* _Short problem_
Reproduce all of the listing below without alteration.

* _Exercise material_
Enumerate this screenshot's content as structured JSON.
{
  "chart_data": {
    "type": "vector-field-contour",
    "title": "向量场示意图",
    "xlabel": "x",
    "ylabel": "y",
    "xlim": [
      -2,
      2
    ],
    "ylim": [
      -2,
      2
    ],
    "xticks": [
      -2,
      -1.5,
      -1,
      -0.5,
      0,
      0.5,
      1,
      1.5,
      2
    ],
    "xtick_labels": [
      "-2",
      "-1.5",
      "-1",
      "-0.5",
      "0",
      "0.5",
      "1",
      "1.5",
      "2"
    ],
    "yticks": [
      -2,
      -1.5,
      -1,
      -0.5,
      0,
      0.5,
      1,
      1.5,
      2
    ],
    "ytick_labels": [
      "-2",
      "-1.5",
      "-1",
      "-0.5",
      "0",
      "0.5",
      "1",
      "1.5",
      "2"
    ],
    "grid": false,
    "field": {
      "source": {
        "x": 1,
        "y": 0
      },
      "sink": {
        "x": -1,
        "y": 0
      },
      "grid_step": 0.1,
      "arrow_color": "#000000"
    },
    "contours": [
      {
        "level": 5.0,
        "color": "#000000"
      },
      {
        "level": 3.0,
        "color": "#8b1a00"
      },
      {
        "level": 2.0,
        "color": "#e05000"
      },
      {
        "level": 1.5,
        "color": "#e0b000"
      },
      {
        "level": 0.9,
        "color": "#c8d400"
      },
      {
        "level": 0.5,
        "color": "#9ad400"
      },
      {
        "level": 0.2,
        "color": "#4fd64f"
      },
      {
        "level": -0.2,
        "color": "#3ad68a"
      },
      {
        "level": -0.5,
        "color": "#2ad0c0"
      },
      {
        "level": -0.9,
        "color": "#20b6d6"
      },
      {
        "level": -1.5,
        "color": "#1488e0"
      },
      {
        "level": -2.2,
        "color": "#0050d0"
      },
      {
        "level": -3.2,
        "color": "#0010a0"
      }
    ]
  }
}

* _Correct result_
Enumerate this screenshot's content as structured JSON.
{
  "chart_data": {
    "type": "vector-field-contour",
    "title": "向量场示意图",
    "xlabel": "x",
    "ylabel": "y",
    "xlim": [
      -2,
      2
    ],
    "ylim": [
      -2,
      2
    ],
    "xticks": [
      -2,
      -1.5,
      -1,
      -0.5,
      0,
      0.5,
      1,
      1.5,
      2
    ],
    "xtick_labels": [
      "-2",
      "-1.5",
      "-1",
      "-0.5",
      "0",
      "0.5",
      "1",
      "1.5",
      "2"
    ],
    "yticks": [
      -2,
      -1.5,
      -1,
      -0.5,
      0,
      0.5,
      1,
      1.5,
      2
    ],
    "ytick_labels": [
      "-2",
      "-1.5",
      "-1",
      "-0.5",
      "0",
      "0.5",
      "1",
      "1.5",
      "2"
    ],
    "grid": false,
    "field": {
      "source": {
        "x": 1,
        "y": 0
      },
      "sink": {
        "x": -1,
        "y": 0
      },
      "grid_step": 0.1,
      "arrow_color": "#000000"
    },
    "contours": [
      {
        "level": 5.0,
        "color": "#000000"
      },
      {
        "level": 3.0,
        "color": "#8b1a00"
      },
      {
        "level": 2.0,
        "color": "#e05000"
      },
      {
        "level": 1.5,
        "color": "#e0b000"
      },
      {
        "level": 0.9,
        "color": "#c8d400"
      },
      {
        "level": 0.5,
        "color": "#9ad400"
      },
      {
        "level": 0.2,
        "color": "#4fd64f"
      },
      {
        "level": -0.2,
        "color": "#3ad68a"
      },
      {
        "level": -0.5,
        "color": "#2ad0c0"
      },
      {
        "level": -0.9,
        "color": "#20b6d6"
      },
      {
        "level": -1.5,
        "color": "#1488e0"
      },
      {
        "level": -2.2,
        "color": "#0050d0"
      },
      {
        "level": -3.2,
        "color": "#0010a0"
      }
    ]
  }
}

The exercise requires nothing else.